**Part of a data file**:
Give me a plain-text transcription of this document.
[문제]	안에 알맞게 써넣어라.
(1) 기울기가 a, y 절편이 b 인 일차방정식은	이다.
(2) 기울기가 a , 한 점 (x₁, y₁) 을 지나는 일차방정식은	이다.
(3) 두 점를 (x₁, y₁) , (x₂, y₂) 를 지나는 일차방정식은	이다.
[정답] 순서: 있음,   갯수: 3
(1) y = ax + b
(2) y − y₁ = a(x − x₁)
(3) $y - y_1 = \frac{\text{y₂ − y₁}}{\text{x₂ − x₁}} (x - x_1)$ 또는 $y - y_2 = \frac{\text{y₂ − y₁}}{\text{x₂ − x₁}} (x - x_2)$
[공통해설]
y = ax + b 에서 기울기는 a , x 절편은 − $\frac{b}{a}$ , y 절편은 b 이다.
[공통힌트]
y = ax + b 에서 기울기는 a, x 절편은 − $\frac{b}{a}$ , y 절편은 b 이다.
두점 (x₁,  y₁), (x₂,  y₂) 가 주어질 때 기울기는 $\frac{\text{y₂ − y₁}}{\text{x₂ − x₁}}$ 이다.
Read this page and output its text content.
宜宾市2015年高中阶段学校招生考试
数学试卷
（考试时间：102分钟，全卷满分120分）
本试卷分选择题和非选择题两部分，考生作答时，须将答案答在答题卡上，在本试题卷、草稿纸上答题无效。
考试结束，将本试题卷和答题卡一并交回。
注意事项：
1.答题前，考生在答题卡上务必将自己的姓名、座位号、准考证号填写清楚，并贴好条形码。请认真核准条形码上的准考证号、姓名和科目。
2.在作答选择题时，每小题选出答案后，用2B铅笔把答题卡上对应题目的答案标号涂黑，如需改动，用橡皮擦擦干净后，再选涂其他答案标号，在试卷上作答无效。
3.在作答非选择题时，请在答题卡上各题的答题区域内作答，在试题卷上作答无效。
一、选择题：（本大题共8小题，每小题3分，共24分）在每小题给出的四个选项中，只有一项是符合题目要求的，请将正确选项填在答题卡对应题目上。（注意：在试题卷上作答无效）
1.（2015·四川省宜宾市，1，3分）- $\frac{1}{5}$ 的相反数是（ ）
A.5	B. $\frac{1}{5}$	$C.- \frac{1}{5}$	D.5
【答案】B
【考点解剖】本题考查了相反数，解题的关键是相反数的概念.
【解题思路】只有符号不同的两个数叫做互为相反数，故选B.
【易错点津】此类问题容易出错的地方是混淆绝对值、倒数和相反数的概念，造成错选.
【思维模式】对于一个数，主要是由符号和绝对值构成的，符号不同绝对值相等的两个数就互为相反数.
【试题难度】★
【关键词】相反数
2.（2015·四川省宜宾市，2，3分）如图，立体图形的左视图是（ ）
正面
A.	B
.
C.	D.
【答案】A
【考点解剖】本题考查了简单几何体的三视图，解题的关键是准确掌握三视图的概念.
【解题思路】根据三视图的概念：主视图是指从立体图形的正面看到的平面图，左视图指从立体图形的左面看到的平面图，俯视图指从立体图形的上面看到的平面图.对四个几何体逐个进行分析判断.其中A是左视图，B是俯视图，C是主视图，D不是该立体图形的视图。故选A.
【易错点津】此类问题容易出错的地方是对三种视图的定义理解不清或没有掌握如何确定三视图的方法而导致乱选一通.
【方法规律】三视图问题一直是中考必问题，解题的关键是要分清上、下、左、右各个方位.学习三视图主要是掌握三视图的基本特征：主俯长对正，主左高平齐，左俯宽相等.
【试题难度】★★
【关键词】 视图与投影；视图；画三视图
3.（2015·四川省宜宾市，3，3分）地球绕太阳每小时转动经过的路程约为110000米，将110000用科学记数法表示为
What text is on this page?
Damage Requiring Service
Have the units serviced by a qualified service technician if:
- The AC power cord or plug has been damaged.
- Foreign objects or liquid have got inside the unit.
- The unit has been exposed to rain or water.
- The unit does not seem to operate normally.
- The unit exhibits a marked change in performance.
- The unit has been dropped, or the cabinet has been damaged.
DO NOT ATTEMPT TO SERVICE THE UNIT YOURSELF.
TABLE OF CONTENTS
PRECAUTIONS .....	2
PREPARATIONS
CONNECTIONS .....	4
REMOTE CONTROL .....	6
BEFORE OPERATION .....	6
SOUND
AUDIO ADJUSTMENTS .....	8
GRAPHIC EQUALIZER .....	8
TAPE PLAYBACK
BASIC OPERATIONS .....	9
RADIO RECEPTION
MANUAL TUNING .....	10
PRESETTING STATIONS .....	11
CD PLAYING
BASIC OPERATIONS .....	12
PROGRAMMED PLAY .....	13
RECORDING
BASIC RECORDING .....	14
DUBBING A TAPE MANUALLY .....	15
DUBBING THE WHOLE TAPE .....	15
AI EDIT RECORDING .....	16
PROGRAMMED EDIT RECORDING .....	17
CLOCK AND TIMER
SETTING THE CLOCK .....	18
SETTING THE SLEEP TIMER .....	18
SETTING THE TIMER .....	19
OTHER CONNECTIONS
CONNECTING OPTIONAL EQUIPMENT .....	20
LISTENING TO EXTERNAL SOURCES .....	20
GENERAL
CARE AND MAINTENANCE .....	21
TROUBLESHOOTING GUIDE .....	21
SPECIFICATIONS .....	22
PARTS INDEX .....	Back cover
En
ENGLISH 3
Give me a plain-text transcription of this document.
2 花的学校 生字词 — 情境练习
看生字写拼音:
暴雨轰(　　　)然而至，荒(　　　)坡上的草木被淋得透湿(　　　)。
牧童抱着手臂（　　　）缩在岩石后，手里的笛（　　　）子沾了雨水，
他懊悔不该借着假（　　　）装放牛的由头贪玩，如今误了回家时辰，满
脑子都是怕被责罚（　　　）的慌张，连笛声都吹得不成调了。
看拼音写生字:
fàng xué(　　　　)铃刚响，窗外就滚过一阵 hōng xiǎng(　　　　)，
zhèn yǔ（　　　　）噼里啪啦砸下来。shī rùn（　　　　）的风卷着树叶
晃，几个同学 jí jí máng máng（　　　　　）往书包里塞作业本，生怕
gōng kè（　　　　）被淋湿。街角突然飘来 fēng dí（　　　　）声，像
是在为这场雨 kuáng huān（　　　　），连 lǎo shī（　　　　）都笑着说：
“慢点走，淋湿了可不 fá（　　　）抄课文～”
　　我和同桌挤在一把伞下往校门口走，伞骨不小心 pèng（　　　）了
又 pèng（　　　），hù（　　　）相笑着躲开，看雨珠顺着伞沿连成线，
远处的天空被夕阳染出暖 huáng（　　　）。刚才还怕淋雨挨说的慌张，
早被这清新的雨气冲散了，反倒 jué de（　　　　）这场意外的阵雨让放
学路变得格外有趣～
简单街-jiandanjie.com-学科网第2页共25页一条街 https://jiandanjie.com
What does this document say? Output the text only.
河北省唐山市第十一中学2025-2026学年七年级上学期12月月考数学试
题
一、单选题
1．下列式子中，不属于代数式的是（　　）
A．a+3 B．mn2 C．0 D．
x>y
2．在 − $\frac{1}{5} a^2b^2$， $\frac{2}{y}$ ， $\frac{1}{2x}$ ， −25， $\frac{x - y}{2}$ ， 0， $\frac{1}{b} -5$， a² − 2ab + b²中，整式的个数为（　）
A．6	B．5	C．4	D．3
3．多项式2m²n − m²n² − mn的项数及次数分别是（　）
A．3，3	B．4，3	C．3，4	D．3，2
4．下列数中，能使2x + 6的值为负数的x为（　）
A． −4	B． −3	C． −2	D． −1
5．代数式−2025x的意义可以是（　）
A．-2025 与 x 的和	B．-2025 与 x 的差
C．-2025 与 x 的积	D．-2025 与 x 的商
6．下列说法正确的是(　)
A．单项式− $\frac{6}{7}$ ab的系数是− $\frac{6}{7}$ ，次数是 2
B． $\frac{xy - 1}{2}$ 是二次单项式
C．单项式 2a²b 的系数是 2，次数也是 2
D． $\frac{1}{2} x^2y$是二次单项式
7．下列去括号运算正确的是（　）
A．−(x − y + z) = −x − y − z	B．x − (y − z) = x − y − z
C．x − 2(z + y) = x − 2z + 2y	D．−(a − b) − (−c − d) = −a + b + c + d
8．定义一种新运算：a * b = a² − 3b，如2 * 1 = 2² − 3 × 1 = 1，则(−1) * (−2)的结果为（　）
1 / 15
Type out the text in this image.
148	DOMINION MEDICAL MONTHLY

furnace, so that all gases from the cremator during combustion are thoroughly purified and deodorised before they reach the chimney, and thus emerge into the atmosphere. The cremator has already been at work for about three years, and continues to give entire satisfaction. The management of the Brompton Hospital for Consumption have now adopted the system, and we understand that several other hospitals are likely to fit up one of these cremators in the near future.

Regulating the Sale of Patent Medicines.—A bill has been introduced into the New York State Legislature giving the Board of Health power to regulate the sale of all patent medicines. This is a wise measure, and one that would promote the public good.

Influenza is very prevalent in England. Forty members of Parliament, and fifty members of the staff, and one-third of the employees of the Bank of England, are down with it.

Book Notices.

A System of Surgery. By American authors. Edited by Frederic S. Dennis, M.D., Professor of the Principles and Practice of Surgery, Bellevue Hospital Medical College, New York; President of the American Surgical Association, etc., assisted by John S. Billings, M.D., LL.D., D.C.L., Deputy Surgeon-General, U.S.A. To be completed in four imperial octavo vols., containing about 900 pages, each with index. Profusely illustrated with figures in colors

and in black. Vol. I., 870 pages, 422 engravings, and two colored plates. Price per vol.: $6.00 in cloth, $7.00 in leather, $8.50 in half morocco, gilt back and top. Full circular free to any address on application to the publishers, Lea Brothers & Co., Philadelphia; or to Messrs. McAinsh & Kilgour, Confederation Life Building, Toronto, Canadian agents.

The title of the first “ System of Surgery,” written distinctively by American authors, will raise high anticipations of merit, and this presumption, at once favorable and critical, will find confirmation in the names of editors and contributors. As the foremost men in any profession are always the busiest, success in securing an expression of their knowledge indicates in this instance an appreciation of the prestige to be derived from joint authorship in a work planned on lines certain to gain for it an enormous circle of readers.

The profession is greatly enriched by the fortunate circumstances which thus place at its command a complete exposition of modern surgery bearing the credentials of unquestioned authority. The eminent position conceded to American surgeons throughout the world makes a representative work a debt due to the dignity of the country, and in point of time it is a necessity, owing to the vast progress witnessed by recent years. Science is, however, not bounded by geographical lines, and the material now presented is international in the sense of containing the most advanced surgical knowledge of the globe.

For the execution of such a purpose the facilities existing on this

**Task requirements**: Only lines holding the string "考点解剖" are wanted; gather each one from the entries above.

**Reply**:
【考点解剖】本题考查了相反数，解题的关键是相反数的概念.
【考点解剖】本题考查了简单几何体的三视图，解题的关键是准确掌握三视图的概念.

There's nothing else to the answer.